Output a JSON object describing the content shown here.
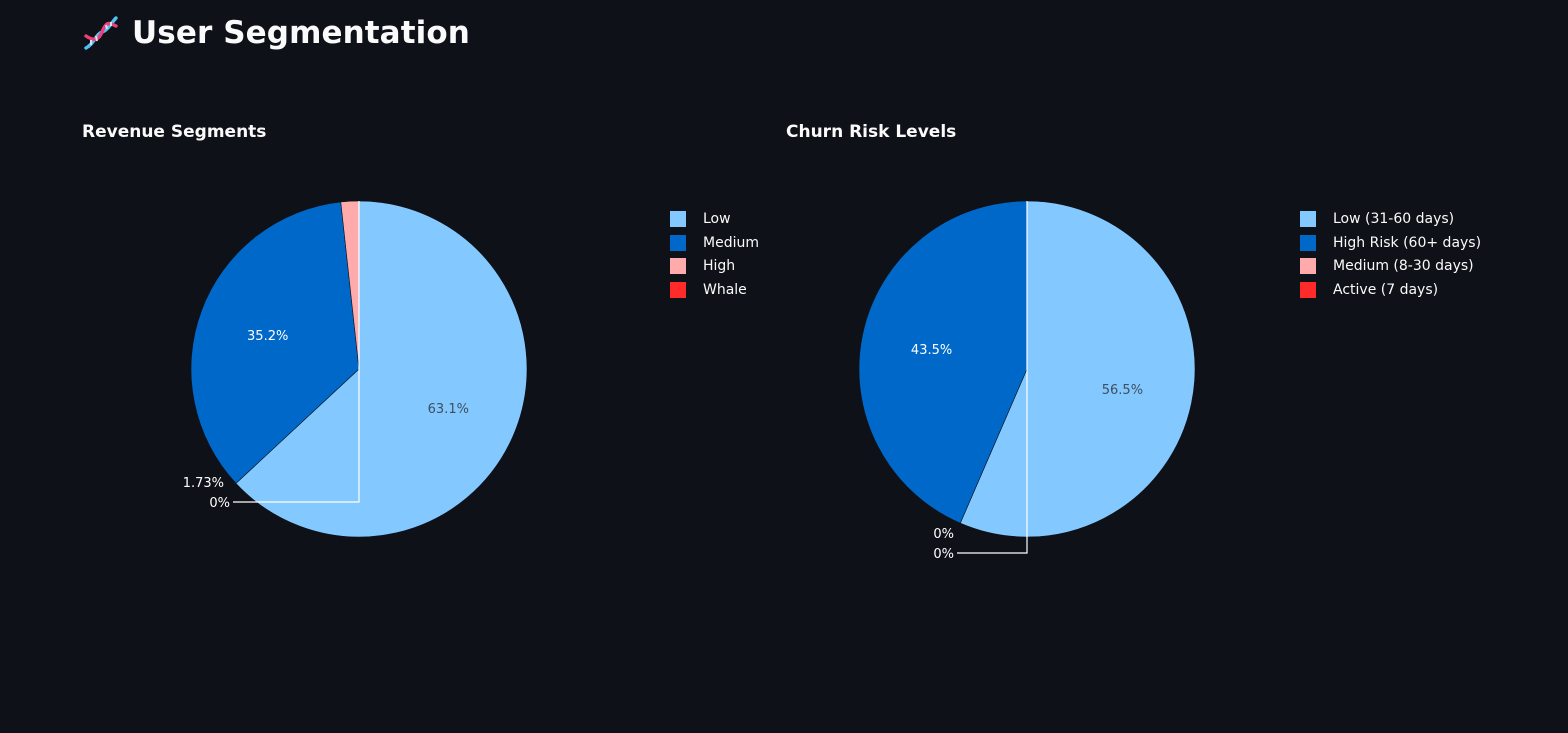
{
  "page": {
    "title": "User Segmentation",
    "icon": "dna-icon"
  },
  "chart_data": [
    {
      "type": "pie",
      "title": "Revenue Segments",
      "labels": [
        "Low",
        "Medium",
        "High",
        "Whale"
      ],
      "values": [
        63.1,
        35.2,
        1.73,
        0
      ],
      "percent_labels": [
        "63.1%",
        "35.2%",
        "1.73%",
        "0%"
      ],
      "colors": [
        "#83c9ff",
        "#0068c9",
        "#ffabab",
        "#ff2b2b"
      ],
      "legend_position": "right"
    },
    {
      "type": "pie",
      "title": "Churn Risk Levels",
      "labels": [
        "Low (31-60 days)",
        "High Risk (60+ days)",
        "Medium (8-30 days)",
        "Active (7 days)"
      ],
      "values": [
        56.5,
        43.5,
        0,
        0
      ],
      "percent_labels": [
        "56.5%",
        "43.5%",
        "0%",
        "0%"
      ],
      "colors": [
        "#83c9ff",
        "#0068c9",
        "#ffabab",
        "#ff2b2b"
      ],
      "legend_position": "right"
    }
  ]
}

++++++++

** Exercise objective **
Return the material word for word. Pictures are not part of the copy.

** Reply to the exercise **
Output a JSON object describing the content shown here.
{
  "page": {
    "title": "User Segmentation",
    "icon": "dna-icon"
  },
  "chart_data": [
    {
      "type": "pie",
      "title": "Revenue Segments",
      "labels": [
        "Low",
        "Medium",
        "High",
        "Whale"
      ],
      "values": [
        63.1,
        35.2,
        1.73,
        0
      ],
      "percent_labels": [
        "63.1%",
        "35.2%",
        "1.73%",
        "0%"
      ],
      "colors": [
        "#83c9ff",
        "#0068c9",
        "#ffabab",
        "#ff2b2b"
      ],
      "legend_position": "right"
    },
    {
      "type": "pie",
      "title": "Churn Risk Levels",
      "labels": [
        "Low (31-60 days)",
        "High Risk (60+ days)",
        "Medium (8-30 days)",
        "Active (7 days)"
      ],
      "values": [
        56.5,
        43.5,
        0,
        0
      ],
      "percent_labels": [
        "56.5%",
        "43.5%",
        "0%",
        "0%"
      ],
      "colors": [
        "#83c9ff",
        "#0068c9",
        "#ffabab",
        "#ff2b2b"
      ],
      "legend_position": "right"
    }
  ]
}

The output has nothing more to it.